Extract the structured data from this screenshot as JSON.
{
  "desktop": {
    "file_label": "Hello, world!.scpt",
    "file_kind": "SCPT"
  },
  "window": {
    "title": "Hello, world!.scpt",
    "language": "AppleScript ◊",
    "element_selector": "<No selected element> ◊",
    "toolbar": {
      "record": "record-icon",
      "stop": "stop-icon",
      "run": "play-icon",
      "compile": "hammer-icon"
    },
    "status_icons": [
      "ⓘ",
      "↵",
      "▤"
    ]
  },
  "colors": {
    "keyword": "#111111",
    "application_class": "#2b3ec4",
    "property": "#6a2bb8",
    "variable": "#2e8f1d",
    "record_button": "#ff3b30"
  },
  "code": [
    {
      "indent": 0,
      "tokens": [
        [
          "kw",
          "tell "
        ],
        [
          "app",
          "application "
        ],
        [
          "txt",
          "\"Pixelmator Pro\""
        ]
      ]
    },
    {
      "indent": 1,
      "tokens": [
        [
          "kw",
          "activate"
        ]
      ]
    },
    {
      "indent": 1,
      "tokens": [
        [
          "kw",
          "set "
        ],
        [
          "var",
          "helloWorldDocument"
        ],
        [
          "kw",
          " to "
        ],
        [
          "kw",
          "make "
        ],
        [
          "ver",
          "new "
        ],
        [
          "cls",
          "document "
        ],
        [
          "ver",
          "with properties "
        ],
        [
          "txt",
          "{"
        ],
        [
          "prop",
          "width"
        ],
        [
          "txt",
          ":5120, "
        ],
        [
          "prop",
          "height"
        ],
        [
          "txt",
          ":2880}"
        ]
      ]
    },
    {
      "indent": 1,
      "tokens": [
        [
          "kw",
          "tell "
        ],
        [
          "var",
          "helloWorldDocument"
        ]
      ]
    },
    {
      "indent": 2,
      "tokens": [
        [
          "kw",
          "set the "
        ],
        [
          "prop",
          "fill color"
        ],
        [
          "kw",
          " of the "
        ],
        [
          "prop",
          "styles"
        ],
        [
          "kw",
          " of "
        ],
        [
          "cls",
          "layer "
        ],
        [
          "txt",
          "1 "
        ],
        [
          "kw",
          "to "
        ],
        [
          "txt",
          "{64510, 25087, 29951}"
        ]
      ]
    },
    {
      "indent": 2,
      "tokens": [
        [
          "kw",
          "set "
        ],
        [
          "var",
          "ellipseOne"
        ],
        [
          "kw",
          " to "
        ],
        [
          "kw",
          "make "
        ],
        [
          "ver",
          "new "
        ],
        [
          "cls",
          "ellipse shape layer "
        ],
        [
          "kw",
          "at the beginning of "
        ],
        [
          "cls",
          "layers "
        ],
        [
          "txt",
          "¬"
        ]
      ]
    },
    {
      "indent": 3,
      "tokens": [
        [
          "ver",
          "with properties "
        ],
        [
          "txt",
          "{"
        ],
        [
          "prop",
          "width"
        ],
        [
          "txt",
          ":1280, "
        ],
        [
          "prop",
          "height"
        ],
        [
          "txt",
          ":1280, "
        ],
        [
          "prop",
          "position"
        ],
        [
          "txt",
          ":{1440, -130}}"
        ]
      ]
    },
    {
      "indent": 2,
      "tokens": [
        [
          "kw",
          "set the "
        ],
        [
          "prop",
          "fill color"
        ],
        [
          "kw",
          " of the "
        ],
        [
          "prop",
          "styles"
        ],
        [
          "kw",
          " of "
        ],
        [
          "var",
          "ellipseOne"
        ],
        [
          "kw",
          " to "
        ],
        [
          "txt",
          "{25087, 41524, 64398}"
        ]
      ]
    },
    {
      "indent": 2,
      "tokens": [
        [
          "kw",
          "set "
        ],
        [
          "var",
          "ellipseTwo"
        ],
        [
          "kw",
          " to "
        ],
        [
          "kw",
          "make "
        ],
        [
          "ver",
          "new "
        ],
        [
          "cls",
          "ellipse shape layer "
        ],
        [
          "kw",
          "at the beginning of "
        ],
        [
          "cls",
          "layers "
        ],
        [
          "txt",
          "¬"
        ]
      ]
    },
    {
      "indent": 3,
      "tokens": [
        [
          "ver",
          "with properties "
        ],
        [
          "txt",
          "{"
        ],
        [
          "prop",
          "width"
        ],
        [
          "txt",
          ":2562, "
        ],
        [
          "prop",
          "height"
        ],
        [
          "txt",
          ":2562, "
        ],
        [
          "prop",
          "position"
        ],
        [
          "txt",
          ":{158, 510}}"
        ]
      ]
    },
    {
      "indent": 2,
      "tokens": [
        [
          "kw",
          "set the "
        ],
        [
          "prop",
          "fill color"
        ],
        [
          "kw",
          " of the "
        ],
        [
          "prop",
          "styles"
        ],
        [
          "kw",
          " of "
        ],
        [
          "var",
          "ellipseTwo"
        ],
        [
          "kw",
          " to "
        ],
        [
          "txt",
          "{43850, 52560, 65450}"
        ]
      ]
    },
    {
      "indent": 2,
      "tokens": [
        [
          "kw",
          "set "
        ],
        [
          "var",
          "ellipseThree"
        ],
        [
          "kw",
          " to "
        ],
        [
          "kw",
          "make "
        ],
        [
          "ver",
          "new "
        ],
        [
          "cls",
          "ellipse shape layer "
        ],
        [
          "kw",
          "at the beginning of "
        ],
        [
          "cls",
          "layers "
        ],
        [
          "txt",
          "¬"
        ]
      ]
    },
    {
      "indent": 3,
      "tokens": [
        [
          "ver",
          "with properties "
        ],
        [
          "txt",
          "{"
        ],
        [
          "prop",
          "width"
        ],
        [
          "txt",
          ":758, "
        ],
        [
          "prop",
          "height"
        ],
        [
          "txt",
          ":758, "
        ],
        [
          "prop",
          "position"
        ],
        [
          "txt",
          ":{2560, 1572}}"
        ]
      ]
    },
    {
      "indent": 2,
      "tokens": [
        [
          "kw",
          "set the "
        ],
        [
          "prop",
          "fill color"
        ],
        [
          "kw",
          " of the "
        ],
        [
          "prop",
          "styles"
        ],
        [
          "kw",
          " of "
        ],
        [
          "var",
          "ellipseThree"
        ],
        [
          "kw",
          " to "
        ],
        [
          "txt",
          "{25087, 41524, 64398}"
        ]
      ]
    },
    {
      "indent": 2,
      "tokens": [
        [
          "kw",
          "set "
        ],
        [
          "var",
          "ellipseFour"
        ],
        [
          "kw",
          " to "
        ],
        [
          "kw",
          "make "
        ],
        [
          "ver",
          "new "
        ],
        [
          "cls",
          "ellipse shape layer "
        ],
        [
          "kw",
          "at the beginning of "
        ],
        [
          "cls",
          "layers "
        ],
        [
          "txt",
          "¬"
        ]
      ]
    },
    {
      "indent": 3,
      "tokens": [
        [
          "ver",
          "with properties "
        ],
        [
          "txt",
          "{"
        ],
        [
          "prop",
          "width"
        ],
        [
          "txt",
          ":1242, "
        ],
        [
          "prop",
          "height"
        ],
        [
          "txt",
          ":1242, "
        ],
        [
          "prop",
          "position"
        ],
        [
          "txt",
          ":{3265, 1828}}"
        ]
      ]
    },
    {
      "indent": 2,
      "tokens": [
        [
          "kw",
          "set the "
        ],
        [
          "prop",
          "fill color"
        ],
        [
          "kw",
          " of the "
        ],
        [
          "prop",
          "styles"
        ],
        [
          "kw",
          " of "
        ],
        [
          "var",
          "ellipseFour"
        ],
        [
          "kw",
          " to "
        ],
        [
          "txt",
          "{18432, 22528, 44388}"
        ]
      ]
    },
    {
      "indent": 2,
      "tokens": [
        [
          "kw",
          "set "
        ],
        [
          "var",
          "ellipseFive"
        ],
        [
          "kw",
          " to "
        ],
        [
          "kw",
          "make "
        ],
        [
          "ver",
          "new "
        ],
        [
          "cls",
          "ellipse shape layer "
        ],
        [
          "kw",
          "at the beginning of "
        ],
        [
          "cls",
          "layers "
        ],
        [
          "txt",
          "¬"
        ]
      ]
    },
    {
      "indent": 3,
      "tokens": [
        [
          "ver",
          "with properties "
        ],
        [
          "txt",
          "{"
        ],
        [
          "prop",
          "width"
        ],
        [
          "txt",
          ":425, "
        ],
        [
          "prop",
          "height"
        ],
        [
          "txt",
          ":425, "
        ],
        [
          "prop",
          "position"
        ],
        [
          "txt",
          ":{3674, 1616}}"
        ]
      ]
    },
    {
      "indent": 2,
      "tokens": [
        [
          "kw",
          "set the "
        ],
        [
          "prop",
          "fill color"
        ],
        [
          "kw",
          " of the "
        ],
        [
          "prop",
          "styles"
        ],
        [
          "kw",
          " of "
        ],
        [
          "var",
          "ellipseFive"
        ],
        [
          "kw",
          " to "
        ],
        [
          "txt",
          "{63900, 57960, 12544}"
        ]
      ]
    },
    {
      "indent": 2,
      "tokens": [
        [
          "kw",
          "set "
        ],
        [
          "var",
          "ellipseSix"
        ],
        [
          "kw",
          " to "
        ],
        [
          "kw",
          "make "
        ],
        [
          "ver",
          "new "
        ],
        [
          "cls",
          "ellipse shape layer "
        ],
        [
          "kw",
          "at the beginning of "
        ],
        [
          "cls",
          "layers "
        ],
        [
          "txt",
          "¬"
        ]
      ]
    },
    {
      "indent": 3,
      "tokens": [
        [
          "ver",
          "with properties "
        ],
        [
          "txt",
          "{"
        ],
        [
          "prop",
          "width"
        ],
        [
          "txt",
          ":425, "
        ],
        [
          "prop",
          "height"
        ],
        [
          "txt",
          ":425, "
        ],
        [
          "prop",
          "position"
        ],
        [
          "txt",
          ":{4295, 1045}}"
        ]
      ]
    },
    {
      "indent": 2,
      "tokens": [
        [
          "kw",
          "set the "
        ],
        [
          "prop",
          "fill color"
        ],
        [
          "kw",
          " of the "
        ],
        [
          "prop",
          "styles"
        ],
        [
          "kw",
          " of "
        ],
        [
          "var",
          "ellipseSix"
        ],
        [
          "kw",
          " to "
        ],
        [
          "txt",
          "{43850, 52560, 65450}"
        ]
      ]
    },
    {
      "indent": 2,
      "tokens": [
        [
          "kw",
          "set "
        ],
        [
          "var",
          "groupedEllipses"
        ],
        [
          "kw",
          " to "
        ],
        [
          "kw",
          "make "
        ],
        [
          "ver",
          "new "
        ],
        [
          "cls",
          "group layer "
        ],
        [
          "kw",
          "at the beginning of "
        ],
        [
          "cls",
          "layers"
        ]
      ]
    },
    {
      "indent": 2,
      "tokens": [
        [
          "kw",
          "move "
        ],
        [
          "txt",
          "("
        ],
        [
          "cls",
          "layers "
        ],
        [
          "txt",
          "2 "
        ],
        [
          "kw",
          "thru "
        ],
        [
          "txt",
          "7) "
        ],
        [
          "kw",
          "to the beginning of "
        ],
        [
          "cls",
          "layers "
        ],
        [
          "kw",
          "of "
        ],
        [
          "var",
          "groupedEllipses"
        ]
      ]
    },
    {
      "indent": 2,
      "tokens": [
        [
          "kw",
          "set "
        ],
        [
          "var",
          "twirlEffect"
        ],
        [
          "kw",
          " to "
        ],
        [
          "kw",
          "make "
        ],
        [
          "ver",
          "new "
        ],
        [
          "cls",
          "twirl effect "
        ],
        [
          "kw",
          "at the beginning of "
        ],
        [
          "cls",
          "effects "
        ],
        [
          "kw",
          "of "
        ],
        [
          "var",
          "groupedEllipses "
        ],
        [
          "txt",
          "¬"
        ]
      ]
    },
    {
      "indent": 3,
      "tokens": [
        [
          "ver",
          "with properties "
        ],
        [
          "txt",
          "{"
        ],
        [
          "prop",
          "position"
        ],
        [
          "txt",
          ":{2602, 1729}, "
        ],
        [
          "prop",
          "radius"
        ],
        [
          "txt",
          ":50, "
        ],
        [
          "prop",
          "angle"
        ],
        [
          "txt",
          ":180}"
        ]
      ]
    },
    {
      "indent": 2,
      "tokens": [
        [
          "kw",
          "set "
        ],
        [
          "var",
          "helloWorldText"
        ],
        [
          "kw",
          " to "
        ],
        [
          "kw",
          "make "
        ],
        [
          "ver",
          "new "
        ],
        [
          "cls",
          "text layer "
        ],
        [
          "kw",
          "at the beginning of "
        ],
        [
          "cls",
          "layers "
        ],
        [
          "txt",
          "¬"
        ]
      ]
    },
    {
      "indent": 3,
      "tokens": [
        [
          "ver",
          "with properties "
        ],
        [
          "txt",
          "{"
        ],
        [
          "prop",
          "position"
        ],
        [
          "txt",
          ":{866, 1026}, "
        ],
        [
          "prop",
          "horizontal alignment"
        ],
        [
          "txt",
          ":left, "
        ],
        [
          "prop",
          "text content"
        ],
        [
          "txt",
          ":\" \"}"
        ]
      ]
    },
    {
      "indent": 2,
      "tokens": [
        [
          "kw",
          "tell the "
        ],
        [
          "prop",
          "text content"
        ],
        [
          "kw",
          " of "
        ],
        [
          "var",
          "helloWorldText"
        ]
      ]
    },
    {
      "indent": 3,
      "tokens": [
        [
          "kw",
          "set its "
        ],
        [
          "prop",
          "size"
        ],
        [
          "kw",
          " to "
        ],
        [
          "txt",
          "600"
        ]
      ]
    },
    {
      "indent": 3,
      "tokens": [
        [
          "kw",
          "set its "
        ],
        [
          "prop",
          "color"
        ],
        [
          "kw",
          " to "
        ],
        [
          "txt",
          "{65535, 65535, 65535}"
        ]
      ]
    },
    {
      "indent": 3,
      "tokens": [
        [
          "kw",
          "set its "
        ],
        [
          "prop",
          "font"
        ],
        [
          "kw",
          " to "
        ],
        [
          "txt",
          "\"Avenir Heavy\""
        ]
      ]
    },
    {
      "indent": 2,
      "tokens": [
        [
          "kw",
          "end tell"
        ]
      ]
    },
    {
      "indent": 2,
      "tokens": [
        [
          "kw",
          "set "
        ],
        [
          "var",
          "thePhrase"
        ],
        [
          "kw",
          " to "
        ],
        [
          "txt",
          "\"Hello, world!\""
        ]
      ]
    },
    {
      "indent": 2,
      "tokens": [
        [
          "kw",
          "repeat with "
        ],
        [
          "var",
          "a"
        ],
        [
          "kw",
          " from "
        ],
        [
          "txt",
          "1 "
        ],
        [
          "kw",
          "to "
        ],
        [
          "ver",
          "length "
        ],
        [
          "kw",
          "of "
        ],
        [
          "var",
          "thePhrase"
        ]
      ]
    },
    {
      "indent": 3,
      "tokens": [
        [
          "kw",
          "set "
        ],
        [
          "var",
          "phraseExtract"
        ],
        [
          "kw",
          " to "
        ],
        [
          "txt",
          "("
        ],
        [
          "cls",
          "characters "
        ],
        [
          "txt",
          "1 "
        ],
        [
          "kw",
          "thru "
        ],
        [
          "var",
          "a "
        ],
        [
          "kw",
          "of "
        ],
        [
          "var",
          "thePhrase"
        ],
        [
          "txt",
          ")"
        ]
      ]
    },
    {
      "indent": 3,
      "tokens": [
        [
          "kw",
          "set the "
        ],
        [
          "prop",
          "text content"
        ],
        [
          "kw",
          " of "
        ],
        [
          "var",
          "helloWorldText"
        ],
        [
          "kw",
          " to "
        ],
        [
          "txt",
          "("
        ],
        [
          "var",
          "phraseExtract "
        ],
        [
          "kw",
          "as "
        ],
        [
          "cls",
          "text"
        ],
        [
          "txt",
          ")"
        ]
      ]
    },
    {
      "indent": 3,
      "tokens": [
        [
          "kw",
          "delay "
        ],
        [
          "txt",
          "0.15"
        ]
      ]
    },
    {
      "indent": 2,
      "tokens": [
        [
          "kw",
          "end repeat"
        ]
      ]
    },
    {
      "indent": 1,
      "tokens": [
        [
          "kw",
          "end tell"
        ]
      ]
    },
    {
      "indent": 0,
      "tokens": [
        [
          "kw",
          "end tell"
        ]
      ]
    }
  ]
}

What this task involves:
Copy down every line of the material above that includes the string "from".

Reply to the task:
Extract the structured data from this screenshot as JSON.
          " from "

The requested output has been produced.